Task objective ▸ Write out the full listing exactly as given, minus the images.

• • • • • • •

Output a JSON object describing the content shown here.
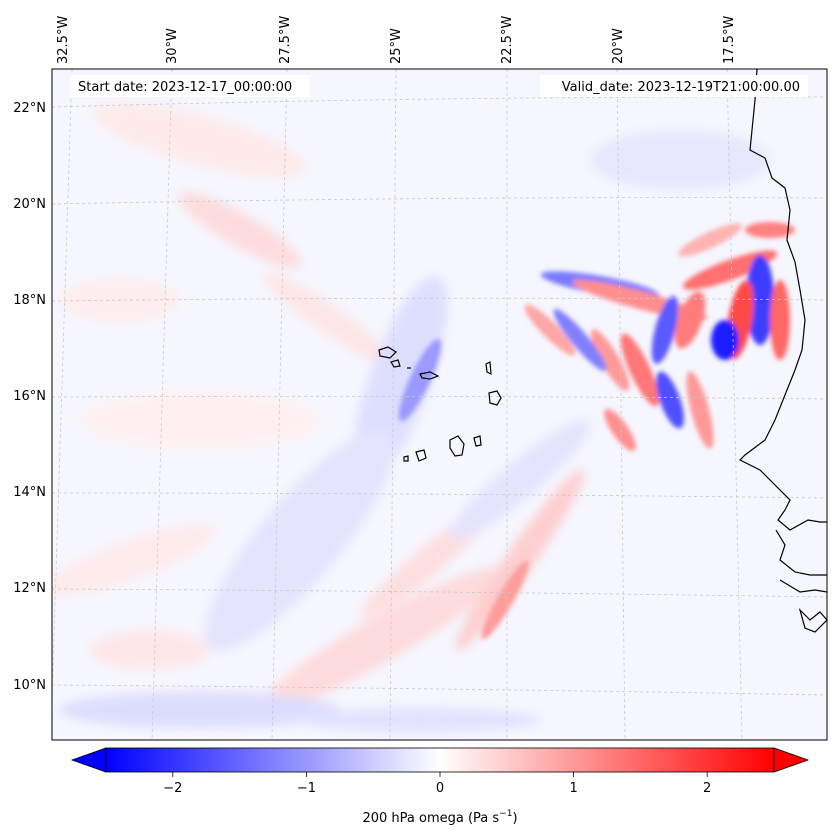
{
  "map": {
    "start_date": "Start date: 2023-12-17_00:00:00",
    "valid_date": "Valid_date: 2023-12-19T21:00:00.00",
    "lon_labels": [
      "32.5°W",
      "30°W",
      "27.5°W",
      "25°W",
      "22.5°W",
      "20°W",
      "17.5°W"
    ],
    "lat_labels": [
      "22°N",
      "20°N",
      "18°N",
      "16°N",
      "14°N",
      "12°N",
      "10°N"
    ],
    "field": "200 hPa omega",
    "colormap": "bwr",
    "colors": {
      "negative": "#0000ff",
      "zero": "#ffffff",
      "positive": "#ff0000",
      "coast": "#000000",
      "grid": "#b0b0b0"
    }
  },
  "colorbar": {
    "label_main": "200 hPa omega (Pa s",
    "label_sup": "−1",
    "label_end": ")",
    "ticks": [
      "−2",
      "−1",
      "0",
      "1",
      "2"
    ],
    "tick_values": [
      -2,
      -1,
      0,
      1,
      2
    ],
    "vmin": -2.5,
    "vmax": 2.5,
    "extend": "both"
  }
}
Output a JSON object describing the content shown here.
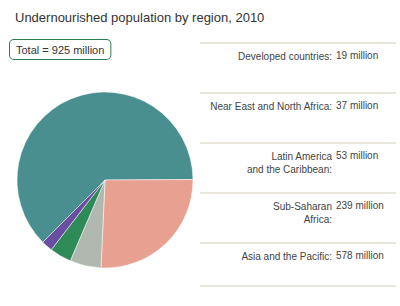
{
  "chart_data": {
    "type": "pie",
    "title": "Undernourished population by region, 2010",
    "values": [
      578,
      239,
      53,
      37,
      19
    ],
    "colors": [
      "#4a8f8f",
      "#e8a090",
      "#b0b8b0",
      "#2e8b57",
      "#6a4fa0"
    ],
    "annotations": [
      {
        "label": "Total = 925 million"
      },
      {
        "label": "Developed countries:",
        "value_label": "19 million"
      },
      {
        "label": "Near East and North Africa:",
        "value_label": "37 million"
      },
      {
        "label": "Latin America\nand the Caribbean:",
        "value_label": "53 million"
      },
      {
        "label": "Sub-Saharan\nAfrica:",
        "value_label": "239 million"
      },
      {
        "label": "Asia and the Pacific:",
        "value_label": "578 million"
      }
    ]
  }
}
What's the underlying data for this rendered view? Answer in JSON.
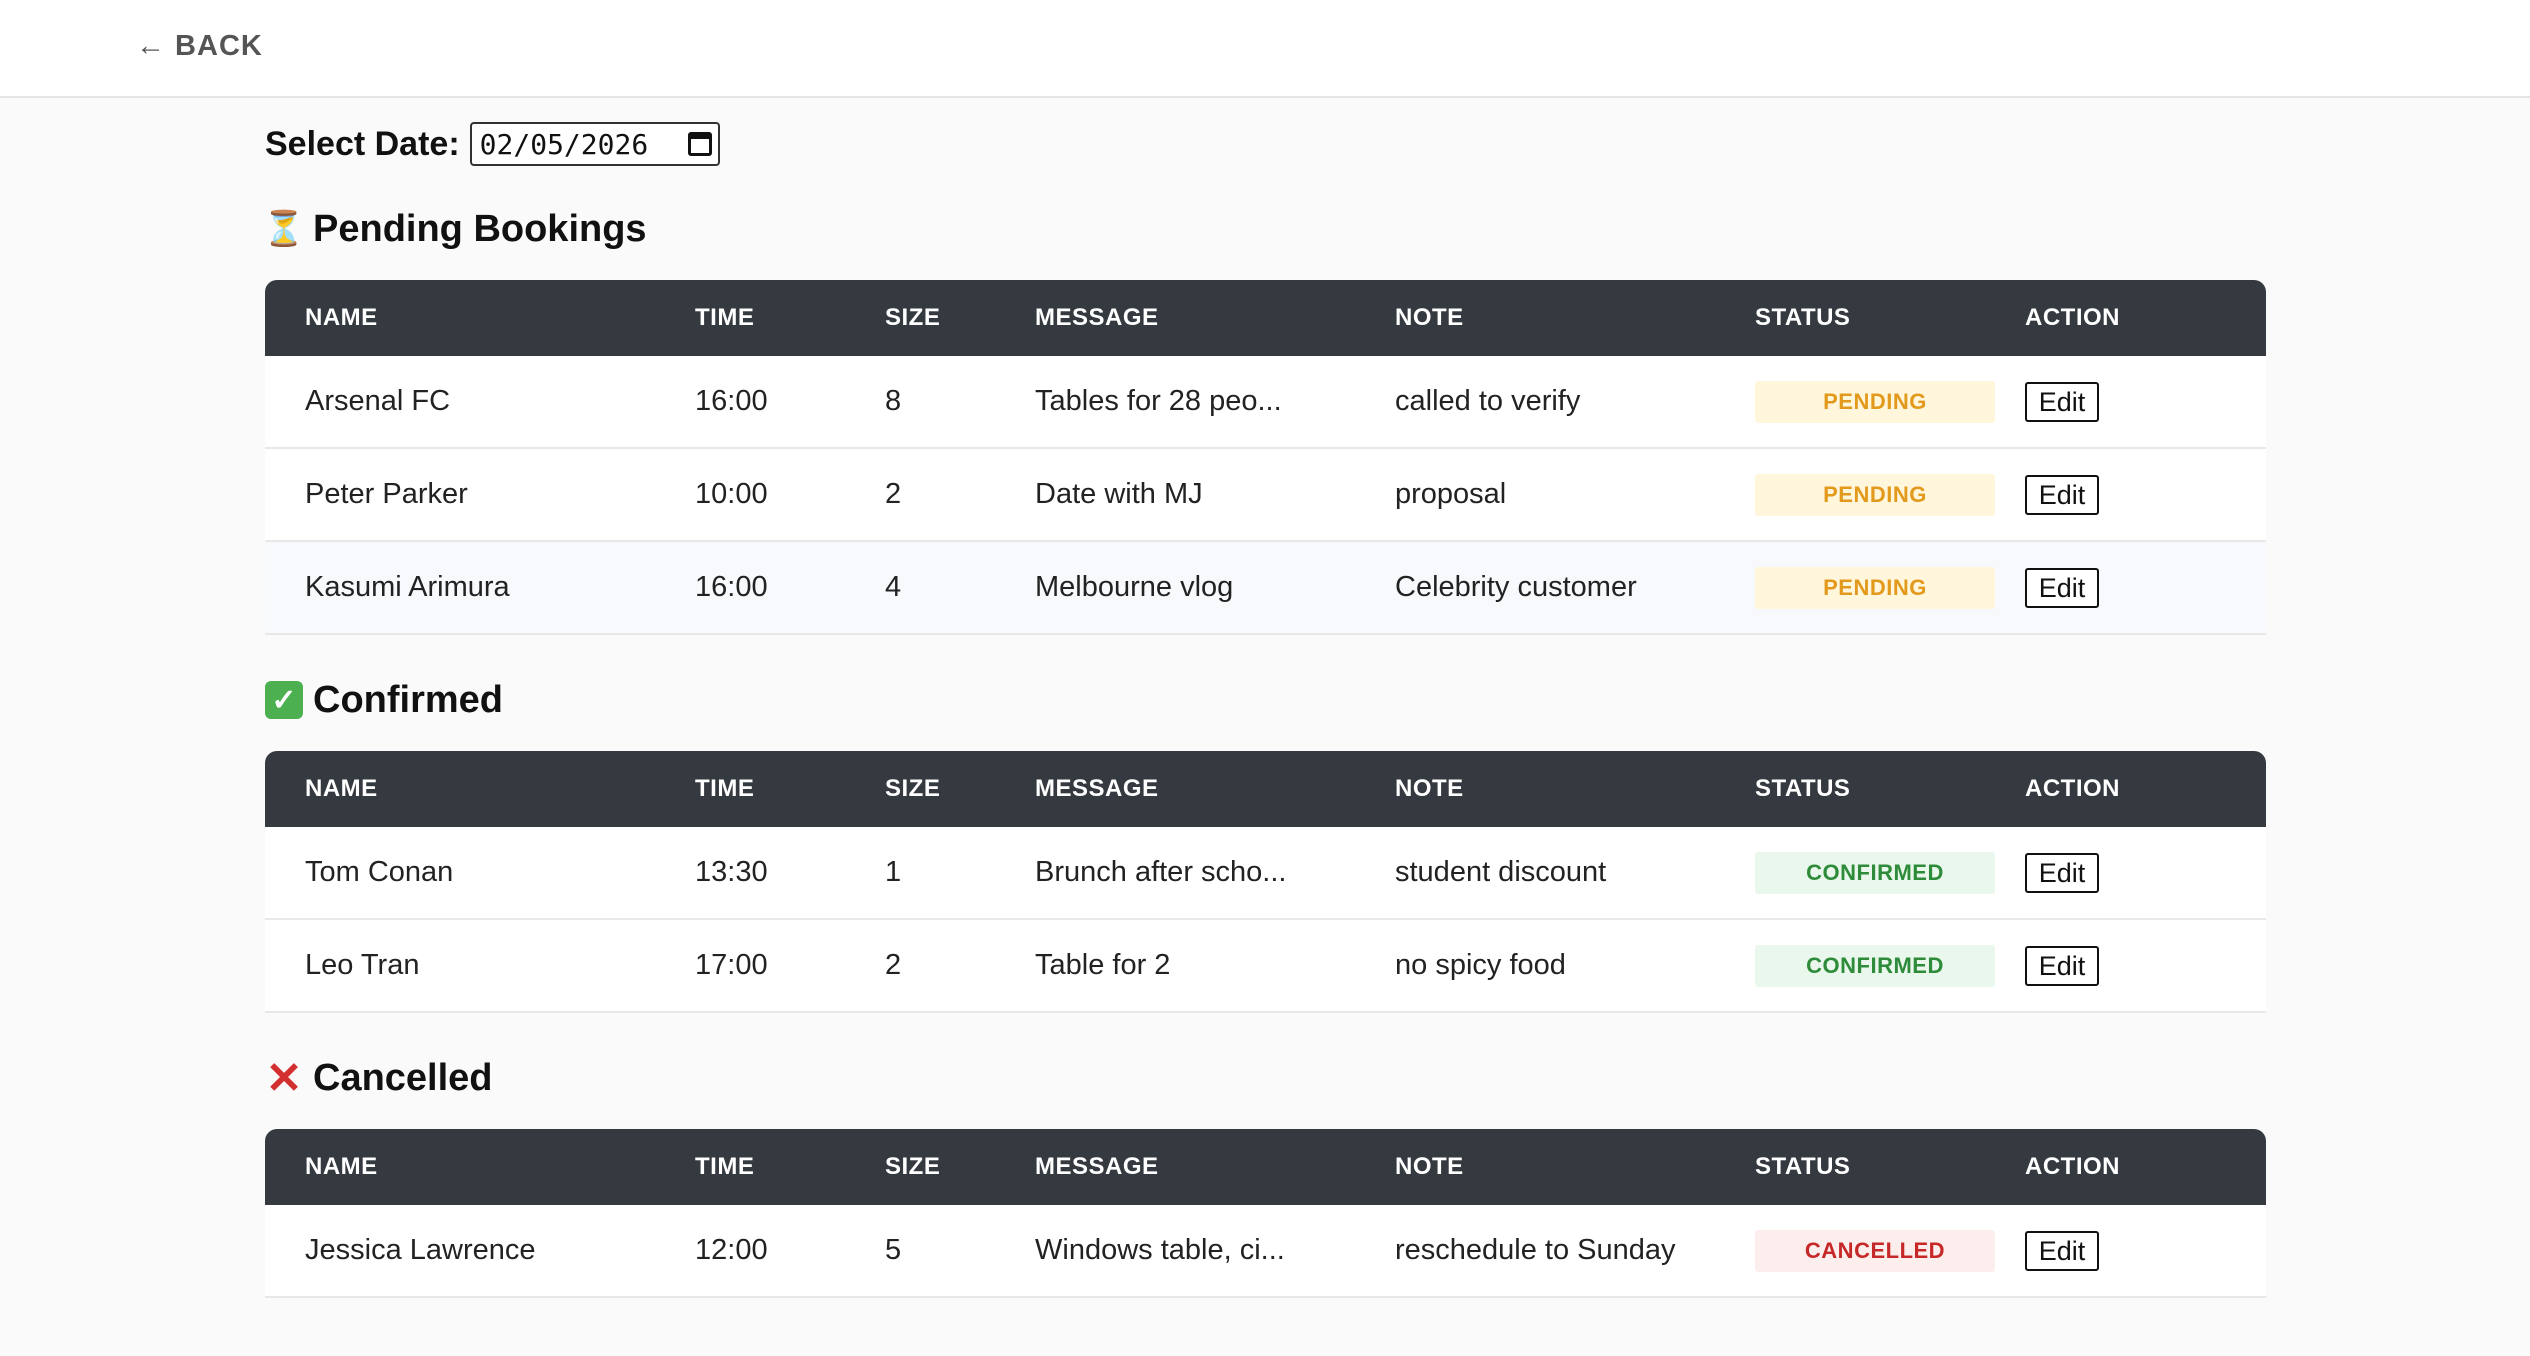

• • • • • • •

Exercise output ▸
Output a JSON object describing the content shown here.
{
  "map": {
    "start_date": "Start date: 2023-12-17_00:00:00",
    "valid_date": "Valid_date: 2023-12-19T21:00:00.00",
    "lon_labels": [
      "32.5°W",
      "30°W",
      "27.5°W",
      "25°W",
      "22.5°W",
      "20°W",
      "17.5°W"
    ],
    "lat_labels": [
      "22°N",
      "20°N",
      "18°N",
      "16°N",
      "14°N",
      "12°N",
      "10°N"
    ],
    "field": "200 hPa omega",
    "colormap": "bwr",
    "colors": {
      "negative": "#0000ff",
      "zero": "#ffffff",
      "positive": "#ff0000",
      "coast": "#000000",
      "grid": "#b0b0b0"
    }
  },
  "colorbar": {
    "label_main": "200 hPa omega (Pa s",
    "label_sup": "−1",
    "label_end": ")",
    "ticks": [
      "−2",
      "−1",
      "0",
      "1",
      "2"
    ],
    "tick_values": [
      -2,
      -1,
      0,
      1,
      2
    ],
    "vmin": -2.5,
    "vmax": 2.5,
    "extend": "both"
  }
}
Output a JSON object describing the content shown here.
{
  "chart_data": {
    "type": "pie",
    "title": "Undernourished population by region, 2010",
    "values": [
      578,
      239,
      53,
      37,
      19
    ],
    "colors": [
      "#4a8f8f",
      "#e8a090",
      "#b0b8b0",
      "#2e8b57",
      "#6a4fa0"
    ],
    "annotations": [
      {
        "label": "Total = 925 million"
      },
      {
        "label": "Developed countries:",
        "value_label": "19 million"
      },
      {
        "label": "Near East and North Africa:",
        "value_label": "37 million"
      },
      {
        "label": "Latin America\nand the Caribbean:",
        "value_label": "53 million"
      },
      {
        "label": "Sub-Saharan\nAfrica:",
        "value_label": "239 million"
      },
      {
        "label": "Asia and the Pacific:",
        "value_label": "578 million"
      }
    ]
  }
}
What's the underlying data for this rendered view? Answer in JSON.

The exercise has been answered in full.